(PROBLEM DESCRIPTION) Copy all of the material exactly. Pictures are not to appear in the copy.

(SUPPLIED MATERIAL)
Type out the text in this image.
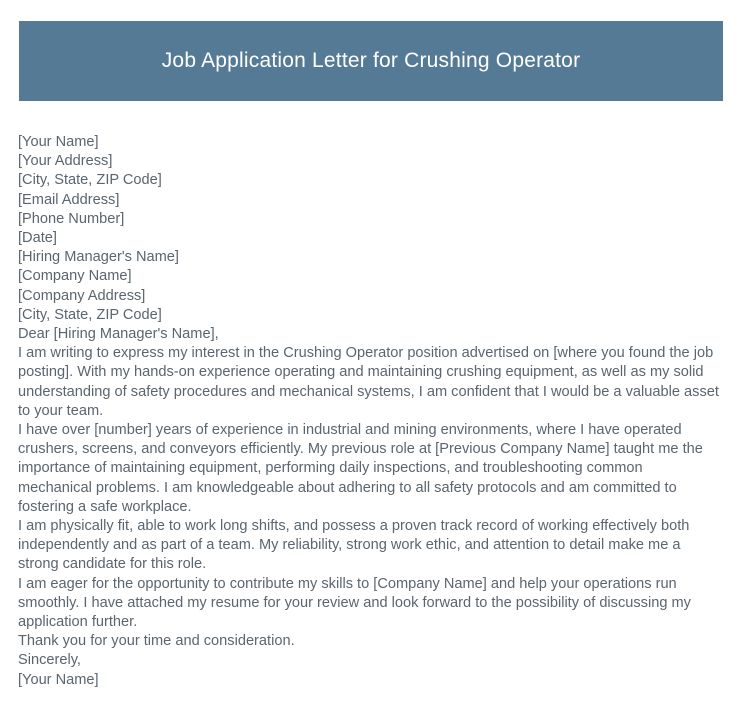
Job Application Letter for Crushing Operator
[Your Name]
[Your Address]
[City, State, ZIP Code]
[Email Address]
[Phone Number]
[Date]
[Hiring Manager's Name]
[Company Name]
[Company Address]
[City, State, ZIP Code]
Dear [Hiring Manager's Name],

I am writing to express my interest in the Crushing Operator position advertised on [where you found the job posting]. With my hands-on experience operating and maintaining crushing equipment, as well as my solid understanding of safety procedures and mechanical systems, I am confident that I would be a valuable asset to your team.

I have over [number] years of experience in industrial and mining environments, where I have operated crushers, screens, and conveyors efficiently. My previous role at [Previous Company Name] taught me the importance of maintaining equipment, performing daily inspections, and troubleshooting common mechanical problems. I am knowledgeable about adhering to all safety protocols and am committed to fostering a safe workplace.

I am physically fit, able to work long shifts, and possess a proven track record of working effectively both independently and as part of a team. My reliability, strong work ethic, and attention to detail make me a strong candidate for this role.

I am eager for the opportunity to contribute my skills to [Company Name] and help your operations run smoothly. I have attached my resume for your review and look forward to the possibility of discussing my application further.

Thank you for your time and consideration.
Sincerely,
[Your Name]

(THE ANSWER)
Type out the text in this image.
Job Application Letter for Crushing Operator
[Your Name]
[Your Address]
[City, State, ZIP Code]
[Email Address]
[Phone Number]
[Date]
[Hiring Manager's Name]
[Company Name]
[Company Address]
[City, State, ZIP Code]
Dear [Hiring Manager's Name],

I am writing to express my interest in the Crushing Operator position advertised on [where you found the job posting]. With my hands-on experience operating and maintaining crushing equipment, as well as my solid understanding of safety procedures and mechanical systems, I am confident that I would be a valuable asset to your team.

I have over [number] years of experience in industrial and mining environments, where I have operated crushers, screens, and conveyors efficiently. My previous role at [Previous Company Name] taught me the importance of maintaining equipment, performing daily inspections, and troubleshooting common mechanical problems. I am knowledgeable about adhering to all safety protocols and am committed to fostering a safe workplace.

I am physically fit, able to work long shifts, and possess a proven track record of working effectively both independently and as part of a team. My reliability, strong work ethic, and attention to detail make me a strong candidate for this role.

I am eager for the opportunity to contribute my skills to [Company Name] and help your operations run smoothly. I have attached my resume for your review and look forward to the possibility of discussing my application further.

Thank you for your time and consideration.
Sincerely,
[Your Name]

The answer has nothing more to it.